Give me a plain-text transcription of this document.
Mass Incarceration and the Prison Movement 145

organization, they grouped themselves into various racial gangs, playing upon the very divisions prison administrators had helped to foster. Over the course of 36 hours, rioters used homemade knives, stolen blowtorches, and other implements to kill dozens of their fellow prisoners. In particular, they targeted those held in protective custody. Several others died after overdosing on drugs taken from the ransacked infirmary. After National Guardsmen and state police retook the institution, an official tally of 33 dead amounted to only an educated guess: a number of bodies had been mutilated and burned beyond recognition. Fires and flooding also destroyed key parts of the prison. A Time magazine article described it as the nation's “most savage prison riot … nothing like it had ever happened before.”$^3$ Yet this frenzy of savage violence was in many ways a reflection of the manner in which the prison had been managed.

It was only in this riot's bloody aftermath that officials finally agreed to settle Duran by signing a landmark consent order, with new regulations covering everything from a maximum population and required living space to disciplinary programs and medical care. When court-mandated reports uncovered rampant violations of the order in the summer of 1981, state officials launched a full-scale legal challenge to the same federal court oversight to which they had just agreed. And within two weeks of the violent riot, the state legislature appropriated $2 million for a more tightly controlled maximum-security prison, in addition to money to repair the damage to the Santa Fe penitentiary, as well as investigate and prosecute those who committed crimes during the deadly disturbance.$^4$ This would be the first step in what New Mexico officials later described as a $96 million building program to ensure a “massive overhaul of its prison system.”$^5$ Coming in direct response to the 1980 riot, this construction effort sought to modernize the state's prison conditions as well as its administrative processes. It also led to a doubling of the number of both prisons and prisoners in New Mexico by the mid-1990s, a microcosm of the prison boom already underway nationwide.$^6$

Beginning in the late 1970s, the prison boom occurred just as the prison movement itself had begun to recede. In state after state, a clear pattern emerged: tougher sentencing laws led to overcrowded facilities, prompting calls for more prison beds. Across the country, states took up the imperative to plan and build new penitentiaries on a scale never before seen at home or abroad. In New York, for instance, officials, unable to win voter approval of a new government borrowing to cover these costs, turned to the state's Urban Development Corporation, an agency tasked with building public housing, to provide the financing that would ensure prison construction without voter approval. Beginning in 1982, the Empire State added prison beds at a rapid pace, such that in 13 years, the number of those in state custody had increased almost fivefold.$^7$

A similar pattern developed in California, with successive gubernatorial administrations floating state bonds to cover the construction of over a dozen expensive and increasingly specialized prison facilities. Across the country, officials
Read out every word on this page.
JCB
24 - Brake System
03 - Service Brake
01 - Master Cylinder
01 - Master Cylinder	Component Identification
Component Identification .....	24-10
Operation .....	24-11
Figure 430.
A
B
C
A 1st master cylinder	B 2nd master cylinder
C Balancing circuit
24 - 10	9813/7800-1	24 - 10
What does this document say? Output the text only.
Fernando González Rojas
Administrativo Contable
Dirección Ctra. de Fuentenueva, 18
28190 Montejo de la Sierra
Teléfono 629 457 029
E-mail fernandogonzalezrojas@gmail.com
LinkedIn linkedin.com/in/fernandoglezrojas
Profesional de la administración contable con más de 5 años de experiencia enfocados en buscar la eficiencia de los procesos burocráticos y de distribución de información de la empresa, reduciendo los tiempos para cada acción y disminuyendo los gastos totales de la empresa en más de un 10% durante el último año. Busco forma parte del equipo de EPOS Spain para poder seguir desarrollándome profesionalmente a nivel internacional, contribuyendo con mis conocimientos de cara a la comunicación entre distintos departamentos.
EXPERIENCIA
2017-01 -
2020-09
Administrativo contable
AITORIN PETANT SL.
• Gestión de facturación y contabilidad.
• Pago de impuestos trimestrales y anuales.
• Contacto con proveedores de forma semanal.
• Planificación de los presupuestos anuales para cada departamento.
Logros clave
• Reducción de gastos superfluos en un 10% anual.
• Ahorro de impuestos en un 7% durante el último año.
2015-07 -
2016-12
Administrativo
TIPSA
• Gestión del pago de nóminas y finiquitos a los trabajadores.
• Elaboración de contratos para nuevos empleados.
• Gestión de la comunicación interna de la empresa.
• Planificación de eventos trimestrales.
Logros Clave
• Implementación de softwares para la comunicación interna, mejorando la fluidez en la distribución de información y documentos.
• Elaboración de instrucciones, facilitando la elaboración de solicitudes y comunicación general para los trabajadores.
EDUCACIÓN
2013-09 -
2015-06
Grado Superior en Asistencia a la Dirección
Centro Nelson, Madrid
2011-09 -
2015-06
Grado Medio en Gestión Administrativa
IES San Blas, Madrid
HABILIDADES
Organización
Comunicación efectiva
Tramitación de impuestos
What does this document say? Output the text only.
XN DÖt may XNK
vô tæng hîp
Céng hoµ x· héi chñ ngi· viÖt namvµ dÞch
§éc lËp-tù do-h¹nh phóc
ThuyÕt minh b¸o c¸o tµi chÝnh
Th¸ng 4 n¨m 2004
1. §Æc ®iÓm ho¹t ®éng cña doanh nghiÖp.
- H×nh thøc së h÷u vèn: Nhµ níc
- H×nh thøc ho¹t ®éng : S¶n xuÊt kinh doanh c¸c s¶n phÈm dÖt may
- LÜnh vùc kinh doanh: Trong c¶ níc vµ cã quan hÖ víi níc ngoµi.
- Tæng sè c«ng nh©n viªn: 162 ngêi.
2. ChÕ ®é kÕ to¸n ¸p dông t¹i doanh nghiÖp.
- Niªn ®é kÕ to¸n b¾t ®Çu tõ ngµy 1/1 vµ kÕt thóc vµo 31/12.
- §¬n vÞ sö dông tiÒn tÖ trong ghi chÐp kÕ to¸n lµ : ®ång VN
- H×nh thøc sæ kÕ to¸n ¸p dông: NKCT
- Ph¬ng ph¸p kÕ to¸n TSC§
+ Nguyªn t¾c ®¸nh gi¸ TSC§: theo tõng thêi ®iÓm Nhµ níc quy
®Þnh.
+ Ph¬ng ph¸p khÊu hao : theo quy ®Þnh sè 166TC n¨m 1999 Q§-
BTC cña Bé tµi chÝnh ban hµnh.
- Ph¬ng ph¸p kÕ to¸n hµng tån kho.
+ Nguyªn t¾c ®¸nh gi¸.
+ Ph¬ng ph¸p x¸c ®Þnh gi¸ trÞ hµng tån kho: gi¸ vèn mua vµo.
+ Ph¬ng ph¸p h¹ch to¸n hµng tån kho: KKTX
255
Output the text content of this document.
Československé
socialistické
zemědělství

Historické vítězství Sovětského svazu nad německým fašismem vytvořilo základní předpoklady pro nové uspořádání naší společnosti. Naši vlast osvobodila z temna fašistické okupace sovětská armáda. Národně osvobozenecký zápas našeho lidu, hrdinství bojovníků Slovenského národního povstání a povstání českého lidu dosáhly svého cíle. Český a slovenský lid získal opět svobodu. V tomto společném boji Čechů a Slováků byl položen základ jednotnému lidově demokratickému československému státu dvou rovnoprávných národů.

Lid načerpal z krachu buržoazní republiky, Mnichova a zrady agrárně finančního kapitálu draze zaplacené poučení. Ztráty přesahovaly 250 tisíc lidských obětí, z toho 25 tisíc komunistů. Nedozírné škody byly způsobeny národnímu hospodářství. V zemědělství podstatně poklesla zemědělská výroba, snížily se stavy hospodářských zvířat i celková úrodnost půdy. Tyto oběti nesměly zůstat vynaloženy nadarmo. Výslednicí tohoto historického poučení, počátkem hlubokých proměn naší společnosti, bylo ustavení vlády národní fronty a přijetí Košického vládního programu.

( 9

== == ==

Quote all of the entries verbatim.

Give me a plain-text transcription of this document.
Mass Incarceration and the Prison Movement 145

organization, they grouped themselves into various racial gangs, playing upon the very divisions prison administrators had helped to foster. Over the course of 36 hours, rioters used homemade knives, stolen blowtorches, and other implements to kill dozens of their fellow prisoners. In particular, they targeted those held in protective custody. Several others died after overdosing on drugs taken from the ransacked infirmary. After National Guardsmen and state police retook the institution, an official tally of 33 dead amounted to only an educated guess: a number of bodies had been mutilated and burned beyond recognition. Fires and flooding also destroyed key parts of the prison. A Time magazine article described it as the nation's “most savage prison riot … nothing like it had ever happened before.”$^3$ Yet this frenzy of savage violence was in many ways a reflection of the manner in which the prison had been managed.

It was only in this riot's bloody aftermath that officials finally agreed to settle Duran by signing a landmark consent order, with new regulations covering everything from a maximum population and required living space to disciplinary programs and medical care. When court-mandated reports uncovered rampant violations of the order in the summer of 1981, state officials launched a full-scale legal challenge to the same federal court oversight to which they had just agreed. And within two weeks of the violent riot, the state legislature appropriated $2 million for a more tightly controlled maximum-security prison, in addition to money to repair the damage to the Santa Fe penitentiary, as well as investigate and prosecute those who committed crimes during the deadly disturbance.$^4$ This would be the first step in what New Mexico officials later described as a $96 million building program to ensure a “massive overhaul of its prison system.”$^5$ Coming in direct response to the 1980 riot, this construction effort sought to modernize the state's prison conditions as well as its administrative processes. It also led to a doubling of the number of both prisons and prisoners in New Mexico by the mid-1990s, a microcosm of the prison boom already underway nationwide.$^6$

Beginning in the late 1970s, the prison boom occurred just as the prison movement itself had begun to recede. In state after state, a clear pattern emerged: tougher sentencing laws led to overcrowded facilities, prompting calls for more prison beds. Across the country, states took up the imperative to plan and build new penitentiaries on a scale never before seen at home or abroad. In New York, for instance, officials, unable to win voter approval of a new government borrowing to cover these costs, turned to the state's Urban Development Corporation, an agency tasked with building public housing, to provide the financing that would ensure prison construction without voter approval. Beginning in 1982, the Empire State added prison beds at a rapid pace, such that in 13 years, the number of those in state custody had increased almost fivefold.$^7$

A similar pattern developed in California, with successive gubernatorial administrations floating state bonds to cover the construction of over a dozen expensive and increasingly specialized prison facilities. Across the country, officials
Read out every word on this page.
JCB
24 - Brake System
03 - Service Brake
01 - Master Cylinder
01 - Master Cylinder	Component Identification
Component Identification .....	24-10
Operation .....	24-11
Figure 430.
A
B
C
A 1st master cylinder	B 2nd master cylinder
C Balancing circuit
24 - 10	9813/7800-1	24 - 10
What does this document say? Output the text only.
Fernando González Rojas
Administrativo Contable
Dirección Ctra. de Fuentenueva, 18
28190 Montejo de la Sierra
Teléfono 629 457 029
E-mail fernandogonzalezrojas@gmail.com
LinkedIn linkedin.com/in/fernandoglezrojas
Profesional de la administración contable con más de 5 años de experiencia enfocados en buscar la eficiencia de los procesos burocráticos y de distribución de información de la empresa, reduciendo los tiempos para cada acción y disminuyendo los gastos totales de la empresa en más de un 10% durante el último año. Busco forma parte del equipo de EPOS Spain para poder seguir desarrollándome profesionalmente a nivel internacional, contribuyendo con mis conocimientos de cara a la comunicación entre distintos departamentos.
EXPERIENCIA
2017-01 -
2020-09
Administrativo contable
AITORIN PETANT SL.
• Gestión de facturación y contabilidad.
• Pago de impuestos trimestrales y anuales.
• Contacto con proveedores de forma semanal.
• Planificación de los presupuestos anuales para cada departamento.
Logros clave
• Reducción de gastos superfluos en un 10% anual.
• Ahorro de impuestos en un 7% durante el último año.
2015-07 -
2016-12
Administrativo
TIPSA
• Gestión del pago de nóminas y finiquitos a los trabajadores.
• Elaboración de contratos para nuevos empleados.
• Gestión de la comunicación interna de la empresa.
• Planificación de eventos trimestrales.
Logros Clave
• Implementación de softwares para la comunicación interna, mejorando la fluidez en la distribución de información y documentos.
• Elaboración de instrucciones, facilitando la elaboración de solicitudes y comunicación general para los trabajadores.
EDUCACIÓN
2013-09 -
2015-06
Grado Superior en Asistencia a la Dirección
Centro Nelson, Madrid
2011-09 -
2015-06
Grado Medio en Gestión Administrativa
IES San Blas, Madrid
HABILIDADES
Organización
Comunicación efectiva
Tramitación de impuestos
What does this document say? Output the text only.
XN DÖt may XNK
vô tæng hîp
Céng hoµ x· héi chñ ngi· viÖt namvµ dÞch
§éc lËp-tù do-h¹nh phóc
ThuyÕt minh b¸o c¸o tµi chÝnh
Th¸ng 4 n¨m 2004
1. §Æc ®iÓm ho¹t ®éng cña doanh nghiÖp.
- H×nh thøc së h÷u vèn: Nhµ níc
- H×nh thøc ho¹t ®éng : S¶n xuÊt kinh doanh c¸c s¶n phÈm dÖt may
- LÜnh vùc kinh doanh: Trong c¶ níc vµ cã quan hÖ víi níc ngoµi.
- Tæng sè c«ng nh©n viªn: 162 ngêi.
2. ChÕ ®é kÕ to¸n ¸p dông t¹i doanh nghiÖp.
- Niªn ®é kÕ to¸n b¾t ®Çu tõ ngµy 1/1 vµ kÕt thóc vµo 31/12.
- §¬n vÞ sö dông tiÒn tÖ trong ghi chÐp kÕ to¸n lµ : ®ång VN
- H×nh thøc sæ kÕ to¸n ¸p dông: NKCT
- Ph¬ng ph¸p kÕ to¸n TSC§
+ Nguyªn t¾c ®¸nh gi¸ TSC§: theo tõng thêi ®iÓm Nhµ níc quy
®Þnh.
+ Ph¬ng ph¸p khÊu hao : theo quy ®Þnh sè 166TC n¨m 1999 Q§-
BTC cña Bé tµi chÝnh ban hµnh.
- Ph¬ng ph¸p kÕ to¸n hµng tån kho.
+ Nguyªn t¾c ®¸nh gi¸.
+ Ph¬ng ph¸p x¸c ®Þnh gi¸ trÞ hµng tån kho: gi¸ vèn mua vµo.
+ Ph¬ng ph¸p h¹ch to¸n hµng tån kho: KKTX
255
Output the text content of this document.
Československé
socialistické
zemědělství

Historické vítězství Sovětského svazu nad německým fašismem vytvořilo základní předpoklady pro nové uspořádání naší společnosti. Naši vlast osvobodila z temna fašistické okupace sovětská armáda. Národně osvobozenecký zápas našeho lidu, hrdinství bojovníků Slovenského národního povstání a povstání českého lidu dosáhly svého cíle. Český a slovenský lid získal opět svobodu. V tomto společném boji Čechů a Slováků byl položen základ jednotnému lidově demokratickému československému státu dvou rovnoprávných národů.

Lid načerpal z krachu buržoazní republiky, Mnichova a zrady agrárně finančního kapitálu draze zaplacené poučení. Ztráty přesahovaly 250 tisíc lidských obětí, z toho 25 tisíc komunistů. Nedozírné škody byly způsobeny národnímu hospodářství. V zemědělství podstatně poklesla zemědělská výroba, snížily se stavy hospodářských zvířat i celková úrodnost půdy. Tyto oběti nesměly zůstat vynaloženy nadarmo. Výslednicí tohoto historického poučení, počátkem hlubokých proměn naší společnosti, bylo ustavení vlády národní fronty a přijetí Košického vládního programu.

( 9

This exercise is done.